Data in this exercise:
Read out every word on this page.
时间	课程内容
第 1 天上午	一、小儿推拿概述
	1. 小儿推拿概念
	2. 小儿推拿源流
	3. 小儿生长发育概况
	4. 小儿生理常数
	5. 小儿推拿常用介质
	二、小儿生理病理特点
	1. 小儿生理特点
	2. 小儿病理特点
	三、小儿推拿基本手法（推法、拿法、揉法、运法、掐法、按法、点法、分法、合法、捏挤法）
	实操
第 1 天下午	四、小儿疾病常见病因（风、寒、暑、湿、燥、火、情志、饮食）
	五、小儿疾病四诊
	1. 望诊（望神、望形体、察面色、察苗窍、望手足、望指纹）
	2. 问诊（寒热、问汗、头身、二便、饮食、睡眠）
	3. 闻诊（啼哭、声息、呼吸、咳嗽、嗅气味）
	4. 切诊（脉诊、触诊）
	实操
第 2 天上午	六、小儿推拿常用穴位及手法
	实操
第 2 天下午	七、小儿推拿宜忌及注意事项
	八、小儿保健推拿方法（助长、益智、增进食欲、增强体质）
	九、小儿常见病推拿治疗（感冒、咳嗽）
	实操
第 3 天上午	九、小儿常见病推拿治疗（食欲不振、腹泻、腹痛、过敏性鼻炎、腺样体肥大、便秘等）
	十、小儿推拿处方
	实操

--

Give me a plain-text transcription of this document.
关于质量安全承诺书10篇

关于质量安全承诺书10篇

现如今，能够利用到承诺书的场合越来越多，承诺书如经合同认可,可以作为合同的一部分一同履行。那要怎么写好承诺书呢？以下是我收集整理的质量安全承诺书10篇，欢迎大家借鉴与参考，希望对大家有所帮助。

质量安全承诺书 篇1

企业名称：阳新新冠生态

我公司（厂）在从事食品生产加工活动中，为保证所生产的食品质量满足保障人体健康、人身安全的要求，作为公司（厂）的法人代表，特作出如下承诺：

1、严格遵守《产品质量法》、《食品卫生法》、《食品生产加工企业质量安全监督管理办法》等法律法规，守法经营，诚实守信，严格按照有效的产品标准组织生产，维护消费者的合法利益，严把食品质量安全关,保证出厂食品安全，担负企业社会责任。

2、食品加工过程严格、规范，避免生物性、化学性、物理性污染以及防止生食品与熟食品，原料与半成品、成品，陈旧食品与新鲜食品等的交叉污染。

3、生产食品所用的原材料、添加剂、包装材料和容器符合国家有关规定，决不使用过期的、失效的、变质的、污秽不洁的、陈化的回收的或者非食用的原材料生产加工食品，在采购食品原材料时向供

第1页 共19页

==

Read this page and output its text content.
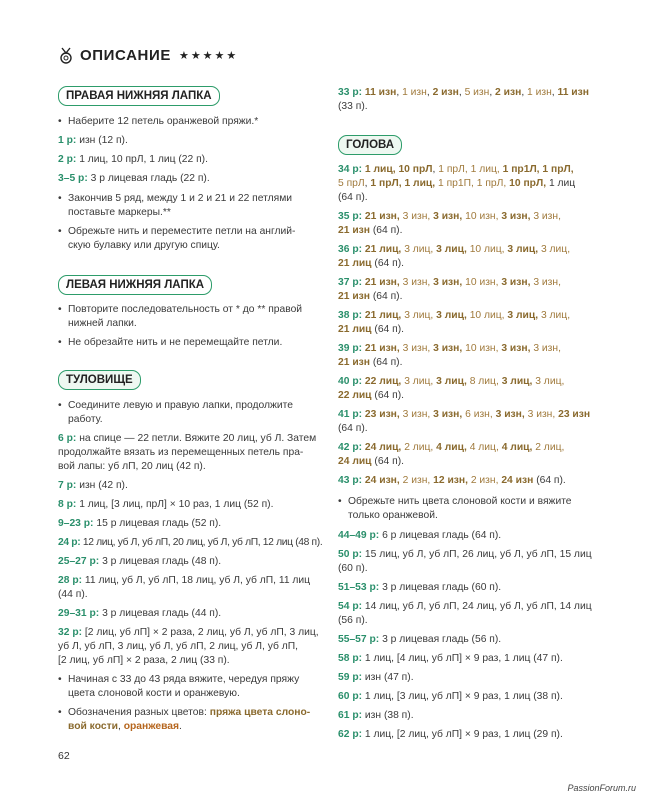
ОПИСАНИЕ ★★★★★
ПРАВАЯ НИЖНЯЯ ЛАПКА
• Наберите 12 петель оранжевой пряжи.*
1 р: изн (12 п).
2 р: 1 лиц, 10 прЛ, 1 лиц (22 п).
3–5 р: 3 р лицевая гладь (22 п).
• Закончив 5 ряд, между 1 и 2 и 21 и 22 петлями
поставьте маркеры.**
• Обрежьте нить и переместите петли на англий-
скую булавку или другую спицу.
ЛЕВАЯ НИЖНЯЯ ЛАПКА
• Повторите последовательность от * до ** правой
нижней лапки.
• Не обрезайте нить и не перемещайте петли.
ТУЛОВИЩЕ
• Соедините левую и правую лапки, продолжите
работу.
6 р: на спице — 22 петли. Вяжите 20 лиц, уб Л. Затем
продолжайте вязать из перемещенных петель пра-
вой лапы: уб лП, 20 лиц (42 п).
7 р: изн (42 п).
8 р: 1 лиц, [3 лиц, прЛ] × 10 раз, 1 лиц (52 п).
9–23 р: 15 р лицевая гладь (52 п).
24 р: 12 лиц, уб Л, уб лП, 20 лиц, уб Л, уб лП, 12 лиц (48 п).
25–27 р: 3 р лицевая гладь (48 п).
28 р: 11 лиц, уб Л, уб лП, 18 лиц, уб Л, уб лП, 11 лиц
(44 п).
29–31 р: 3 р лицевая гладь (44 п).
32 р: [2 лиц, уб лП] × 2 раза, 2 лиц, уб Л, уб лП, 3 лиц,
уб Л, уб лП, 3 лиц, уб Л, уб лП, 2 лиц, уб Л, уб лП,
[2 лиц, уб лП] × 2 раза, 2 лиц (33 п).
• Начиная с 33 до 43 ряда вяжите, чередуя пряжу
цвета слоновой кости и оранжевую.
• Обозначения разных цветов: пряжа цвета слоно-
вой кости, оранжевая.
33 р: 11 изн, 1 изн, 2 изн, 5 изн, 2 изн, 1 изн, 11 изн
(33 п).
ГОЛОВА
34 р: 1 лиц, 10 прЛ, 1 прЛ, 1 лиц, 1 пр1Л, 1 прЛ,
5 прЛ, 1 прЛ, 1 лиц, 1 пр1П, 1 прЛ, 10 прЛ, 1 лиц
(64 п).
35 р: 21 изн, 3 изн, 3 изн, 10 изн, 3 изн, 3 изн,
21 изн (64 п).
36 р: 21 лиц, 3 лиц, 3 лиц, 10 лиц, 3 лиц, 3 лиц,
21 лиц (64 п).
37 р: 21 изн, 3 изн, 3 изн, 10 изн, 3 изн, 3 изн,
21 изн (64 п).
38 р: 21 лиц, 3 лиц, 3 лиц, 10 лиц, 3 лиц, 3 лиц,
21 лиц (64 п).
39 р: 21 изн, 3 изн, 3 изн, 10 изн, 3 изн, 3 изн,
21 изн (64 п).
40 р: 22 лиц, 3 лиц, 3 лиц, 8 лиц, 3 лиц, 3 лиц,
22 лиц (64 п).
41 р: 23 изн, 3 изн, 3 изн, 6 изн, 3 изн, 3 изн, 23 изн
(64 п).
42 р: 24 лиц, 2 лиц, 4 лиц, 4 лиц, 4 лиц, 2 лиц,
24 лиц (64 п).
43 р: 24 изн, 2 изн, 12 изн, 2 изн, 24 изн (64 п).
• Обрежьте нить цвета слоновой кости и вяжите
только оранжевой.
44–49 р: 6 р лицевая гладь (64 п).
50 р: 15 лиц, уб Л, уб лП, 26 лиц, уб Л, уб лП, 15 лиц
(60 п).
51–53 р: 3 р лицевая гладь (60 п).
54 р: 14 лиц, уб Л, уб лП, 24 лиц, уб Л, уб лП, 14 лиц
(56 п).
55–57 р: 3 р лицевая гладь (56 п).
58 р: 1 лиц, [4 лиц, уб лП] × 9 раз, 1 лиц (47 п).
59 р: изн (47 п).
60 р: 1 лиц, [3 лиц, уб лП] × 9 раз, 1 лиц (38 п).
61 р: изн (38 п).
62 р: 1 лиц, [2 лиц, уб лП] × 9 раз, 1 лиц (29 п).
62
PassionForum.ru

Problem requirements: Show each line in the entries that holds the string "оранжевой".

In response:
• Наберите 12 петель оранжевой пряжи.*
только оранжевой.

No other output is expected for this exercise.